#### Work to complete:
Tally the lines holding the word "Deletion" and state the count by itself.

#### Provided material:
++++++++

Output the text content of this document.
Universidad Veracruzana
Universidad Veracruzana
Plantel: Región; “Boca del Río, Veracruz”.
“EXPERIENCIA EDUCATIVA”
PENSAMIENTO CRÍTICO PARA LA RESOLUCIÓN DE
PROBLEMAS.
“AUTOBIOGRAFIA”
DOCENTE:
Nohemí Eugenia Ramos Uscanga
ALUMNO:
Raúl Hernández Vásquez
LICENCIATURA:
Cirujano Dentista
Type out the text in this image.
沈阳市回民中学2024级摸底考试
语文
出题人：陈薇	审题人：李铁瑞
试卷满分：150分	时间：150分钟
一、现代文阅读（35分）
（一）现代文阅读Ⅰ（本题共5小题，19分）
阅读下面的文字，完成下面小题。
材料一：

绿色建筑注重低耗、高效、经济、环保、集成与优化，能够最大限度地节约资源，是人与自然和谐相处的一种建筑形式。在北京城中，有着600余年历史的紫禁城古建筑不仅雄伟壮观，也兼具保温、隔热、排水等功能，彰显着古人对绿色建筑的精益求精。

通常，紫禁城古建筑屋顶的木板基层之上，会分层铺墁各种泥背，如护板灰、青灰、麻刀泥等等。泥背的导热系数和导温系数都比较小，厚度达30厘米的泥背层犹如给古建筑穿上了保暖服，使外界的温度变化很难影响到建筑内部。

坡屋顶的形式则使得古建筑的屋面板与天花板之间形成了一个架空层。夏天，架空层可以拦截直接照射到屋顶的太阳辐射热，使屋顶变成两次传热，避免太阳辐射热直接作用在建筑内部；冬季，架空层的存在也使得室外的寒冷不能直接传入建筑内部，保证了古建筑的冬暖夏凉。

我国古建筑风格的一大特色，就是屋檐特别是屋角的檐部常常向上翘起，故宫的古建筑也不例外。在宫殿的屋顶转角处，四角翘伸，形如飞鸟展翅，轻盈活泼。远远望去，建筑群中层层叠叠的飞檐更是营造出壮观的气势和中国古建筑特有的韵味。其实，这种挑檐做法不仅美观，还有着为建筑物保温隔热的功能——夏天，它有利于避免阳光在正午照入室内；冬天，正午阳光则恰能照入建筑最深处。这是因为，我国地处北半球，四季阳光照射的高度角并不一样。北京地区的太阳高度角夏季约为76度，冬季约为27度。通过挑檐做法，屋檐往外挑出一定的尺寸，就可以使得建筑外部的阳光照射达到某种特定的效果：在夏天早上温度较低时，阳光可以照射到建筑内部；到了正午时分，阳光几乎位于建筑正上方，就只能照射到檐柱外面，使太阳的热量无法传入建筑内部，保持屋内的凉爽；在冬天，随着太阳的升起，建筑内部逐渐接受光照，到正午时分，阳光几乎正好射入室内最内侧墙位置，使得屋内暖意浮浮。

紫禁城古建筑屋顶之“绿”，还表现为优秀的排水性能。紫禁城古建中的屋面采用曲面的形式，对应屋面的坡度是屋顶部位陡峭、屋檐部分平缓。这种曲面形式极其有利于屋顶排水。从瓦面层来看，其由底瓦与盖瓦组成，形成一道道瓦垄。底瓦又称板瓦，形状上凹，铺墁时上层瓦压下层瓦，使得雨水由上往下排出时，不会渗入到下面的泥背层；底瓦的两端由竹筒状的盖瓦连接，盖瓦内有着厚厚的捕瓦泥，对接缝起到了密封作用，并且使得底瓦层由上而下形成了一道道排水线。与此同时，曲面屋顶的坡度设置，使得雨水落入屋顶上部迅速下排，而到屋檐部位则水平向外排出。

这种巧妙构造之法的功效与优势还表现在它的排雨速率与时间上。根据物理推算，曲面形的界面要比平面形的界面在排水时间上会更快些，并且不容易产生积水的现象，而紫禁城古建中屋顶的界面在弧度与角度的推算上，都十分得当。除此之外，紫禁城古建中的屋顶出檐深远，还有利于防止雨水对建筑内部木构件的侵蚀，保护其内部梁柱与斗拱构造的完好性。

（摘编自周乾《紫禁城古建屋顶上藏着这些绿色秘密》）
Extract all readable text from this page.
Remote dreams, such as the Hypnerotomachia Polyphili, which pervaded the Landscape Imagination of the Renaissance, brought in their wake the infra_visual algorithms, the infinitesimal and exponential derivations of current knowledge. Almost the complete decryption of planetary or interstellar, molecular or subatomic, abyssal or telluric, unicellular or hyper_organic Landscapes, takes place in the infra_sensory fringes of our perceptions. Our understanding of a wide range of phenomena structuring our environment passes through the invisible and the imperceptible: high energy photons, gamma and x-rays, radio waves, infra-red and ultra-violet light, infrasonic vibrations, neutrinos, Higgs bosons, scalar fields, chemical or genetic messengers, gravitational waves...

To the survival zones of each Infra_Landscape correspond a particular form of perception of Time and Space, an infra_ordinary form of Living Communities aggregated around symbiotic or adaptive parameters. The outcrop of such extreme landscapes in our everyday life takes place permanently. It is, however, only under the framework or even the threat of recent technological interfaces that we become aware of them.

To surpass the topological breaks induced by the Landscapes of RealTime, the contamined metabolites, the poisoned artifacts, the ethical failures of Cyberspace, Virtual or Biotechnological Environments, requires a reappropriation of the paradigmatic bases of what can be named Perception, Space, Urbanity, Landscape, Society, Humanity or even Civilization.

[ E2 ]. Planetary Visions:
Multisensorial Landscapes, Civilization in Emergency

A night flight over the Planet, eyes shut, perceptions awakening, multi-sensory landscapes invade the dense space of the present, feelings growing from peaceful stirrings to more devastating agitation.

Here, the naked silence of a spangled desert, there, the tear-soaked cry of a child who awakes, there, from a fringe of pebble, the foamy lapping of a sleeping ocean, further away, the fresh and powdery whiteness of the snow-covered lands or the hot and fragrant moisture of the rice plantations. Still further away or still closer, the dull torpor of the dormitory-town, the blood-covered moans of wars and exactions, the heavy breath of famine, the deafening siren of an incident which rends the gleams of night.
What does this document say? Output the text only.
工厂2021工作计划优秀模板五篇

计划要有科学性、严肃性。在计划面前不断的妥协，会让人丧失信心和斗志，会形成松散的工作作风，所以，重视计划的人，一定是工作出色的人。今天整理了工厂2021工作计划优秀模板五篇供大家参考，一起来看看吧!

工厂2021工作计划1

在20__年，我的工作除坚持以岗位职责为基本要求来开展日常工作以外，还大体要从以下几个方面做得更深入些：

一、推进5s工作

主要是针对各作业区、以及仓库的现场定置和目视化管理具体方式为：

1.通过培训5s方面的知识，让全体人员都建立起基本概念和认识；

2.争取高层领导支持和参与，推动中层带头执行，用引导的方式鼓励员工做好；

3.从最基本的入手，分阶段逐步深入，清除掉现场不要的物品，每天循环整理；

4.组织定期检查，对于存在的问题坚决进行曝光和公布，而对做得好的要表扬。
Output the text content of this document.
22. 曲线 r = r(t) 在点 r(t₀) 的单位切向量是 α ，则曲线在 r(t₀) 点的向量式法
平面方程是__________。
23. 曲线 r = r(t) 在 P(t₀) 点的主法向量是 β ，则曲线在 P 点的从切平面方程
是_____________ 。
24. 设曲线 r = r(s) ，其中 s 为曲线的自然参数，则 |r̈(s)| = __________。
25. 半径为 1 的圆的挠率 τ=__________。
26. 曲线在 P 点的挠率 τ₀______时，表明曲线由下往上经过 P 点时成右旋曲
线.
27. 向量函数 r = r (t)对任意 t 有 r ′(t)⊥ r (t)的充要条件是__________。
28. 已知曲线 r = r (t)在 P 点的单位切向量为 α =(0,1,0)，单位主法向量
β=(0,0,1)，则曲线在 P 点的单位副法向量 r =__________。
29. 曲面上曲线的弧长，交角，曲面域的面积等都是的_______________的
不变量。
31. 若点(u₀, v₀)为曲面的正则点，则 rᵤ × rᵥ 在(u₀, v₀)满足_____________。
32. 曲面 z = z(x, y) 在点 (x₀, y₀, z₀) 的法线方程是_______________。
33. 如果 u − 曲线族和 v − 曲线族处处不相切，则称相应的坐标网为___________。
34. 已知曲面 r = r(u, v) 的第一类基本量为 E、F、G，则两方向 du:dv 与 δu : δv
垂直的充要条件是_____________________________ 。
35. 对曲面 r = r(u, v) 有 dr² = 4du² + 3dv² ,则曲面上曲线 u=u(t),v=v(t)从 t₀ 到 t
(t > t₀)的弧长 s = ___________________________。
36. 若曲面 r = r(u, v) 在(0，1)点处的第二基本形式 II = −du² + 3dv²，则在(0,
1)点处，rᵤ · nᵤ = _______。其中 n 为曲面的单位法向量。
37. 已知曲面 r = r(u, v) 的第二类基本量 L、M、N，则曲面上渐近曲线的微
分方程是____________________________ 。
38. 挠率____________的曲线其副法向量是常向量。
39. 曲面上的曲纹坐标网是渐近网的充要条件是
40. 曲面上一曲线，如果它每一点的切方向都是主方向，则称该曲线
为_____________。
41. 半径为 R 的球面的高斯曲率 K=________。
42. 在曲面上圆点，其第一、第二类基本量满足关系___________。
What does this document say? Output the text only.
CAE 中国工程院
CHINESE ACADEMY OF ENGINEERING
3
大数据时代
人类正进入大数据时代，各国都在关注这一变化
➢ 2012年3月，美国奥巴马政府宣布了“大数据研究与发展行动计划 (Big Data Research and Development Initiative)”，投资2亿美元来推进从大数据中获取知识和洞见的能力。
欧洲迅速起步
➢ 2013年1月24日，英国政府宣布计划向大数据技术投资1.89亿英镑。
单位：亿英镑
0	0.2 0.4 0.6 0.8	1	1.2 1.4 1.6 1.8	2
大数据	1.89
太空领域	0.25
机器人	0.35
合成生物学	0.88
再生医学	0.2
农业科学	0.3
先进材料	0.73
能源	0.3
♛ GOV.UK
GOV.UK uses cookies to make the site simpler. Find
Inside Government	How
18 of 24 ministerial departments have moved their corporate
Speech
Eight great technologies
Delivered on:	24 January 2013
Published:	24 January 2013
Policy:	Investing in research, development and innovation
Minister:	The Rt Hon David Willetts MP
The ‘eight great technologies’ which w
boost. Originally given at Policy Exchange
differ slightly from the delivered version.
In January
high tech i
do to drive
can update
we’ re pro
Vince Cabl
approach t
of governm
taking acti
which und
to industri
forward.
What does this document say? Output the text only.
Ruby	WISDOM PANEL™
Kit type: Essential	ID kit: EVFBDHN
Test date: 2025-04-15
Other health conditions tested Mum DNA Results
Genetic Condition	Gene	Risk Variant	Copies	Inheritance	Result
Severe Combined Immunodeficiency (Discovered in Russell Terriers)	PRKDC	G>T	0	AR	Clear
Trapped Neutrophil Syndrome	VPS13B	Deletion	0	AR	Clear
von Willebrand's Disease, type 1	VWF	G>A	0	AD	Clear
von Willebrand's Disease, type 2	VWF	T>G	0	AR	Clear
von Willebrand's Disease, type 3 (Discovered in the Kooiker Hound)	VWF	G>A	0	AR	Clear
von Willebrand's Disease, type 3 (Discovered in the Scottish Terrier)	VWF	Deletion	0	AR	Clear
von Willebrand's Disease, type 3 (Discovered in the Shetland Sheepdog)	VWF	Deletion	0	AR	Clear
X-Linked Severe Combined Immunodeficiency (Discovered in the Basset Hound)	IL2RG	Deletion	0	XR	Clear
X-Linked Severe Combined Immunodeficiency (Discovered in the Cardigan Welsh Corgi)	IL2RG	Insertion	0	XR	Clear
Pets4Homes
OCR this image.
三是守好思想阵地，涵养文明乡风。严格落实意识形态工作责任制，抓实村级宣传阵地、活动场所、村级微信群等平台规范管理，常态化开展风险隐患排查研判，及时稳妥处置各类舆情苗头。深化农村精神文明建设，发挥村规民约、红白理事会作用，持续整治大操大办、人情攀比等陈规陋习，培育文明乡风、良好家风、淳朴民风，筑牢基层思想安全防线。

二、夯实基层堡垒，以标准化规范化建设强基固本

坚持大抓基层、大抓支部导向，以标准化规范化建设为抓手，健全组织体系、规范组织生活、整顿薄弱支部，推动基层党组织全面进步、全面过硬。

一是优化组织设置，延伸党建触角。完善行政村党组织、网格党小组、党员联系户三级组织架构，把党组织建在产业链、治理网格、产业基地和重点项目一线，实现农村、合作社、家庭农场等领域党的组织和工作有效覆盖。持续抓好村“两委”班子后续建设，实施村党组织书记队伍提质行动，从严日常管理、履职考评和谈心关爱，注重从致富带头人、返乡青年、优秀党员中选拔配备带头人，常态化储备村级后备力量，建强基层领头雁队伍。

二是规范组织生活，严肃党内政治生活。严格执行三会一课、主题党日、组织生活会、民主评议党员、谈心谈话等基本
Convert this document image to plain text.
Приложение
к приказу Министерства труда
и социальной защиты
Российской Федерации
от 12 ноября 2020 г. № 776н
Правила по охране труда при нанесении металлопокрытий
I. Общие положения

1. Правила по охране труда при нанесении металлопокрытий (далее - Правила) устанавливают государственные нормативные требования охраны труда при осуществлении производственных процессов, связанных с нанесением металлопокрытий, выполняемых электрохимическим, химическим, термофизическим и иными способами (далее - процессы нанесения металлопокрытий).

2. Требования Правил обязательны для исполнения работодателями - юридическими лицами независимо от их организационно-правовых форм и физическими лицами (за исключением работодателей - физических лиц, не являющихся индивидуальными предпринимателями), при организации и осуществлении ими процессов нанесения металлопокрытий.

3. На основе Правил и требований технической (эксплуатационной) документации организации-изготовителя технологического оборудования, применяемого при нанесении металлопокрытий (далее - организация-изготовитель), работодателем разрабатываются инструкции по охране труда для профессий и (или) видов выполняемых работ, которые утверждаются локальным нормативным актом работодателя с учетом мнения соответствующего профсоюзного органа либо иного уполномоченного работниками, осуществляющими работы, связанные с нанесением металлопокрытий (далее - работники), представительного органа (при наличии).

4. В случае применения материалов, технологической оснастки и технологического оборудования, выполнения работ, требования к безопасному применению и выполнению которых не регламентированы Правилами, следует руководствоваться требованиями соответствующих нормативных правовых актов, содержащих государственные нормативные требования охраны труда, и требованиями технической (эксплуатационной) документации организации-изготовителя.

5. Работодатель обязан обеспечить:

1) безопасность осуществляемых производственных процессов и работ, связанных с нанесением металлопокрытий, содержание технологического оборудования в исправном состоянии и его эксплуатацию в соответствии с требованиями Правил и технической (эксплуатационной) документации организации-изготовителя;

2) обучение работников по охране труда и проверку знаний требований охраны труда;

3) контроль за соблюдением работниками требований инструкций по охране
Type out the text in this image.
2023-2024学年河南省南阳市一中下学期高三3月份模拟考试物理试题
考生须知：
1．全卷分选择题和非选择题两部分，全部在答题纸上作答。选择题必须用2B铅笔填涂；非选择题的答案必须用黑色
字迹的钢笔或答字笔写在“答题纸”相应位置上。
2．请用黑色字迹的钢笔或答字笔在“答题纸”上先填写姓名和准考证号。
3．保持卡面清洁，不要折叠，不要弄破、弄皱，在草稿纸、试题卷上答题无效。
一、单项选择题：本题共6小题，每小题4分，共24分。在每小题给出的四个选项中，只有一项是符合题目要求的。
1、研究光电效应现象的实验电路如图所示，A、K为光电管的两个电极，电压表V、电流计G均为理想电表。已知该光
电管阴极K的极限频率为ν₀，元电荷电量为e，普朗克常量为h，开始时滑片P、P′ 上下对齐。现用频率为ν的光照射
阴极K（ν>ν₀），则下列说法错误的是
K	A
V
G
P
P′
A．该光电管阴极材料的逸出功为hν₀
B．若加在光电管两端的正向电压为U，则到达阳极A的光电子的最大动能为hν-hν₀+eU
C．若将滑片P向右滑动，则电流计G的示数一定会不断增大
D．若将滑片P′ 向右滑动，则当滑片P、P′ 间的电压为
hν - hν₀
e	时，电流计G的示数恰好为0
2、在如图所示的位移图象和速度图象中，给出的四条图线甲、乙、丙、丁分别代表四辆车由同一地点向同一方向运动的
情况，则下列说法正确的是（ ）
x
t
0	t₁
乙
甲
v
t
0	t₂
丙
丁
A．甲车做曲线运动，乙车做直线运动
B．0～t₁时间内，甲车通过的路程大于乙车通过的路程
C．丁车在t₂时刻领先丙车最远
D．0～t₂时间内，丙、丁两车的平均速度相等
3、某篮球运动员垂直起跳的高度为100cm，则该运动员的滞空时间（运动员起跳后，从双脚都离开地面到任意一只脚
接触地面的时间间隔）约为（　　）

++++++++

#### The completed task:
4